> What you are asked to do:
Each line below is to be written out in full, exactly as shown.

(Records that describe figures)
▬▬▬▬▬▬▬▬▬▬
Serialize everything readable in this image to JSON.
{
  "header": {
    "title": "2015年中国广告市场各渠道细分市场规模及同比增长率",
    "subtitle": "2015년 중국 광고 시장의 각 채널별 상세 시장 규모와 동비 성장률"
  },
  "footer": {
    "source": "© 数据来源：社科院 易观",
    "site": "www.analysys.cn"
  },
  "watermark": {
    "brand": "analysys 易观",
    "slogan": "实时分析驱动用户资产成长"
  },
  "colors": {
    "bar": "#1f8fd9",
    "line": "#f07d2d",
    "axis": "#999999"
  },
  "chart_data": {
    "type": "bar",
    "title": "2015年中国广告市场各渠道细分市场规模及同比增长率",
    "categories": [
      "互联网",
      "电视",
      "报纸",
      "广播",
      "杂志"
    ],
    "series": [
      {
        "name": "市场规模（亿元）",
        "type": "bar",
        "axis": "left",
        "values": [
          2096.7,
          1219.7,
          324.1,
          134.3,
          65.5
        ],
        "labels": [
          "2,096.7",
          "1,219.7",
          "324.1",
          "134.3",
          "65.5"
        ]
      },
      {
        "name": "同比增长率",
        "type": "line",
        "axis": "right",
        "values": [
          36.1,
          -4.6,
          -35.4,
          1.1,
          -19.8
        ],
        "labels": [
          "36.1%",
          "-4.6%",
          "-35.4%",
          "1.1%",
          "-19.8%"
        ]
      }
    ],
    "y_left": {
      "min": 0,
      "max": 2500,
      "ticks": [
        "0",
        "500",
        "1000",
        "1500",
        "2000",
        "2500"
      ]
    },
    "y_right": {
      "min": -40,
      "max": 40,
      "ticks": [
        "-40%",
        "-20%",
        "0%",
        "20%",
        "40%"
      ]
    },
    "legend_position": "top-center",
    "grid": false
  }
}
▬▬▬▬▬▬▬▬▬▬
> Solution for this problem:
Serialize everything readable in this image to JSON.
{
  "header": {
    "title": "2015年中国广告市场各渠道细分市场规模及同比增长率",
    "subtitle": "2015년 중국 광고 시장의 각 채널별 상세 시장 규모와 동비 성장률"
  },
  "footer": {
    "source": "© 数据来源：社科院 易观",
    "site": "www.analysys.cn"
  },
  "watermark": {
    "brand": "analysys 易观",
    "slogan": "实时分析驱动用户资产成长"
  },
  "colors": {
    "bar": "#1f8fd9",
    "line": "#f07d2d",
    "axis": "#999999"
  },
  "chart_data": {
    "type": "bar",
    "title": "2015年中国广告市场各渠道细分市场规模及同比增长率",
    "categories": [
      "互联网",
      "电视",
      "报纸",
      "广播",
      "杂志"
    ],
    "series": [
      {
        "name": "市场规模（亿元）",
        "type": "bar",
        "axis": "left",
        "values": [
          2096.7,
          1219.7,
          324.1,
          134.3,
          65.5
        ],
        "labels": [
          "2,096.7",
          "1,219.7",
          "324.1",
          "134.3",
          "65.5"
        ]
      },
      {
        "name": "同比增长率",
        "type": "line",
        "axis": "right",
        "values": [
          36.1,
          -4.6,
          -35.4,
          1.1,
          -19.8
        ],
        "labels": [
          "36.1%",
          "-4.6%",
          "-35.4%",
          "1.1%",
          "-19.8%"
        ]
      }
    ],
    "y_left": {
      "min": 0,
      "max": 2500,
      "ticks": [
        "0",
        "500",
        "1000",
        "1500",
        "2000",
        "2500"
      ]
    },
    "y_right": {
      "min": -40,
      "max": 40,
      "ticks": [
        "-40%",
        "-20%",
        "0%",
        "20%",
        "40%"
      ]
    },
    "legend_position": "top-center",
    "grid": false
  }
}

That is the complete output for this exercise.